Directions → Rewrite all of these lines, changing every "Insert title here" to "Add heading here" and keeping everything else the same. Leave the pictures out.

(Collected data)
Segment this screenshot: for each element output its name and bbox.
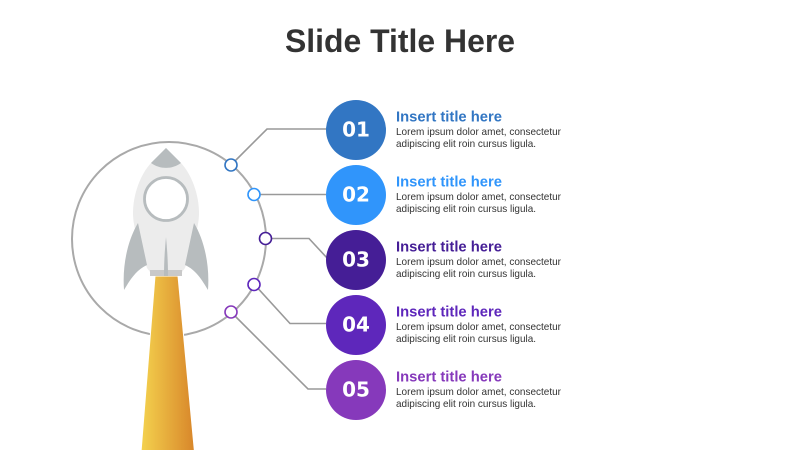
node 01 (225, 159, 237, 171)
center fin (164, 237, 168, 276)
item 05: 05 (342, 378, 370, 402)
node 05 (225, 306, 237, 318)
item 05 (326, 360, 561, 420)
nozzle (150, 270, 182, 276)
item 01: Insert title here (396, 108, 502, 126)
item 02: 02 (342, 182, 370, 206)
item 04: 04 (342, 312, 370, 336)
rocket body (133, 148, 199, 272)
node 04 (248, 278, 260, 290)
item 02 (326, 165, 561, 225)
item 04: Lorem ipsum dolor amet, consectetur (396, 321, 561, 333)
item 02: Lorem ipsum dolor amet, consectetur (396, 191, 561, 203)
item 05: adipiscing elit roin cursus ligula. (396, 398, 536, 410)
item 03: Insert title here (396, 238, 502, 256)
title: Slide Title Here (285, 23, 515, 59)
rocket flame (141, 276, 194, 450)
orbit circle (72, 142, 266, 336)
item 01 (326, 100, 561, 160)
left fin (124, 223, 147, 290)
connector lines (231, 129, 328, 389)
rocket (124, 148, 208, 290)
item 05: Insert title here (396, 368, 502, 386)
item 01: adipiscing elit roin cursus ligula. (396, 138, 536, 150)
item 03: Lorem ipsum dolor amet, consectetur (396, 256, 561, 268)
item 02: adipiscing elit roin cursus ligula. (396, 203, 536, 215)
item 01: 01 (342, 118, 370, 142)
nose cap (151, 148, 181, 168)
item 02: Insert title here (396, 174, 502, 190)
item 03 (326, 230, 561, 290)
item 03: adipiscing elit roin cursus ligula. (396, 268, 536, 280)
item 04: Insert title here (396, 304, 502, 320)
item 03: 03 (342, 248, 370, 272)
item 04: adipiscing elit roin cursus ligula. (396, 333, 536, 345)
window (144, 178, 188, 220)
node 03 (260, 232, 272, 244)
item 01: Lorem ipsum dolor amet, consectetur (396, 126, 561, 138)
item 04 (326, 295, 561, 355)
node 02 (248, 188, 260, 200)
right fin (185, 223, 208, 290)
item 05: Lorem ipsum dolor amet, consectetur (396, 386, 561, 398)
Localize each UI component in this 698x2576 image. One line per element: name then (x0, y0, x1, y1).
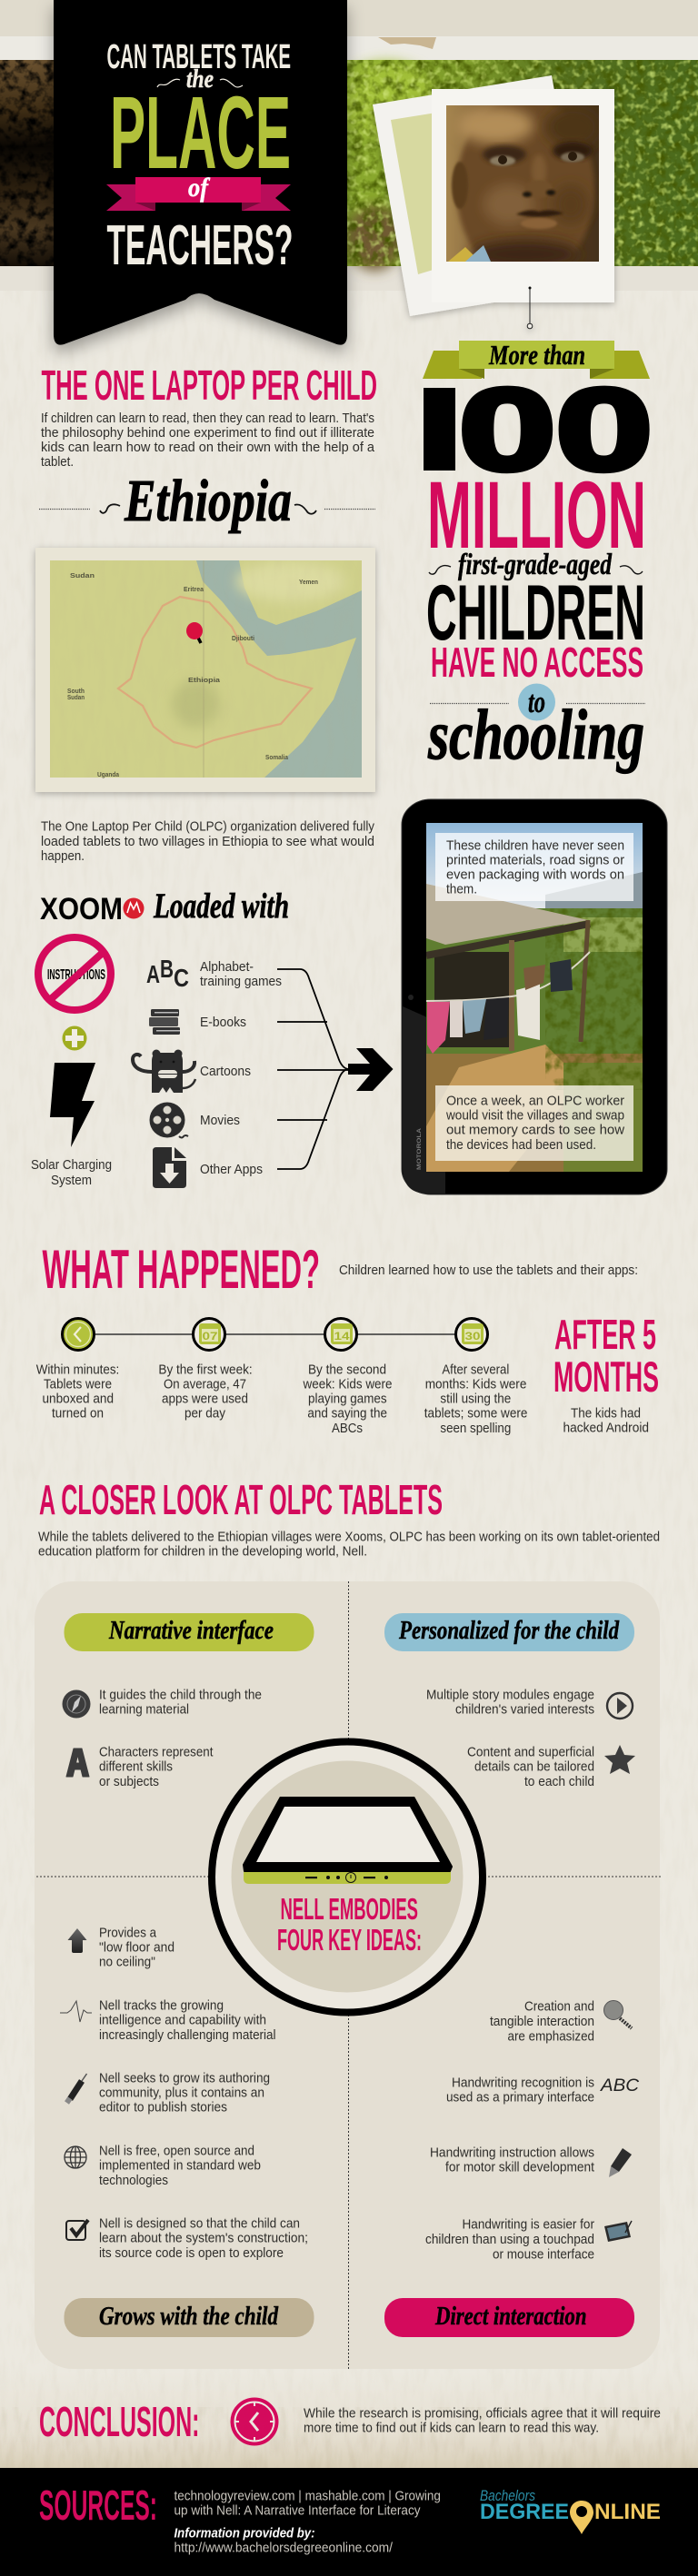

Output for this task →
Segment this screenshot: for each element output its name and bbox.
node 01 (225, 159, 237, 171)
center fin (164, 237, 168, 276)
item 05: 05 (342, 378, 370, 402)
node 05 (225, 306, 237, 318)
item 05 (326, 360, 561, 420)
nozzle (150, 270, 182, 276)
item 01: Add heading here (396, 108, 502, 126)
item 02: 02 (342, 182, 370, 206)
item 04: 04 (342, 312, 370, 336)
rocket body (133, 148, 199, 272)
node 04 (248, 278, 260, 290)
item 02 (326, 165, 561, 225)
item 04: Lorem ipsum dolor amet, consectetur (396, 321, 561, 333)
item 02: Lorem ipsum dolor amet, consectetur (396, 191, 561, 203)
item 05: adipiscing elit roin cursus ligula. (396, 398, 536, 410)
item 03: Add heading here (396, 238, 502, 256)
title: Slide Title Here (285, 23, 515, 59)
rocket flame (141, 276, 194, 450)
orbit circle (72, 142, 266, 336)
item 01 (326, 100, 561, 160)
left fin (124, 223, 147, 290)
connector lines (231, 129, 328, 389)
rocket (124, 148, 208, 290)
item 05: Add heading here (396, 368, 502, 386)
item 01: adipiscing elit roin cursus ligula. (396, 138, 536, 150)
item 03: Lorem ipsum dolor amet, consectetur (396, 256, 561, 268)
item 02: adipiscing elit roin cursus ligula. (396, 203, 536, 215)
item 01: 01 (342, 118, 370, 142)
nose cap (151, 148, 181, 168)
item 02: Add heading here (396, 174, 502, 190)
item 03 (326, 230, 561, 290)
item 03: adipiscing elit roin cursus ligula. (396, 268, 536, 280)
item 04: Add heading here (396, 304, 502, 320)
item 03: 03 (342, 248, 370, 272)
item 04: adipiscing elit roin cursus ligula. (396, 333, 536, 345)
window (144, 178, 188, 220)
node 03 (260, 232, 272, 244)
item 01: Lorem ipsum dolor amet, consectetur (396, 126, 561, 138)
item 04 (326, 295, 561, 355)
node 02 (248, 188, 260, 200)
right fin (185, 223, 208, 290)
item 05: Lorem ipsum dolor amet, consectetur (396, 386, 561, 398)
Localize each UI component in this 698x2576 image. One line per element: name then (x0, y0, x1, y1).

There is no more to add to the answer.